**Requirements**
Output all the data exactly. Pictures do not belong in the copy.

Stored items
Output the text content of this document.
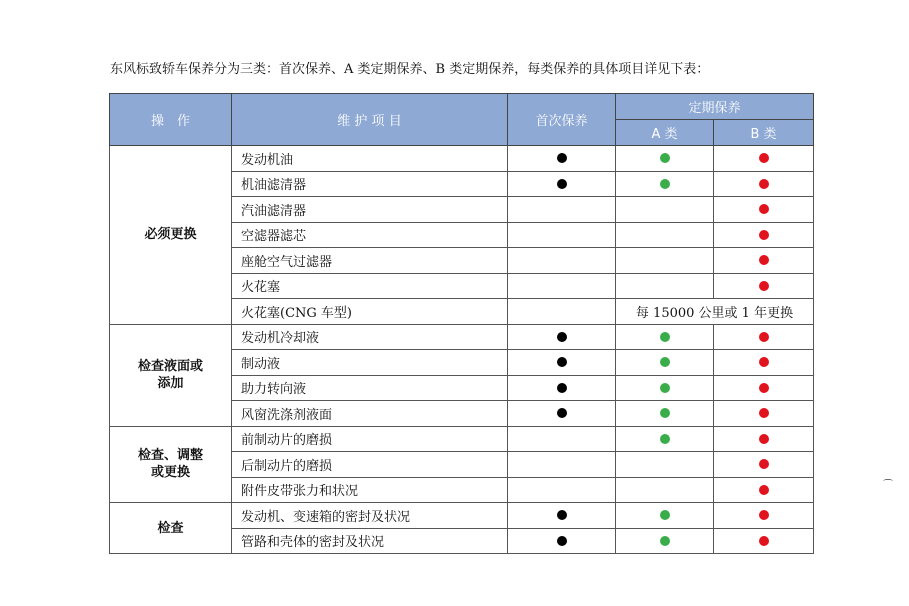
东风标致轿车保养分为三类：首次保养、A 类定期保养、B 类定期保养，每类保养的具体项目详见下表：
操　作	维 护 项 目	首次保养	定期保养	
			A 类	B 类
必须更换	发动机油			
	机油滤清器			
	汽油滤清器			
	空滤器滤芯			
	座舱空气过滤器			
	火花塞			
	火花塞(CNG 车型)		每 15000 公里或 1 年更换	
检查液面或
添加	发动机冷却液			
	制动液			
	助力转向液			
	风窗洗涤剂液面			
检查、调整
或更换	前制动片的磨损			
	后制动片的磨损			
	附件皮带张力和状况			
检查	发动机、变速箱的密封及状况			
	管路和壳体的密封及状况			
⌒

**Exercise answer**
Output the text content of this document.
东风标致轿车保养分为三类：首次保养、A 类定期保养、B 类定期保养，每类保养的具体项目详见下表：
操　作	维 护 项 目	首次保养	定期保养	
			A 类	B 类
必须更换	发动机油			
	机油滤清器			
	汽油滤清器			
	空滤器滤芯			
	座舱空气过滤器			
	火花塞			
	火花塞(CNG 车型)		每 15000 公里或 1 年更换	
检查液面或
添加	发动机冷却液			
	制动液			
	助力转向液			
	风窗洗涤剂液面			
检查、调整
或更换	前制动片的磨损			
	后制动片的磨损			
	附件皮带张力和状况			
检查	发动机、变速箱的密封及状况			
	管路和壳体的密封及状况			
⌒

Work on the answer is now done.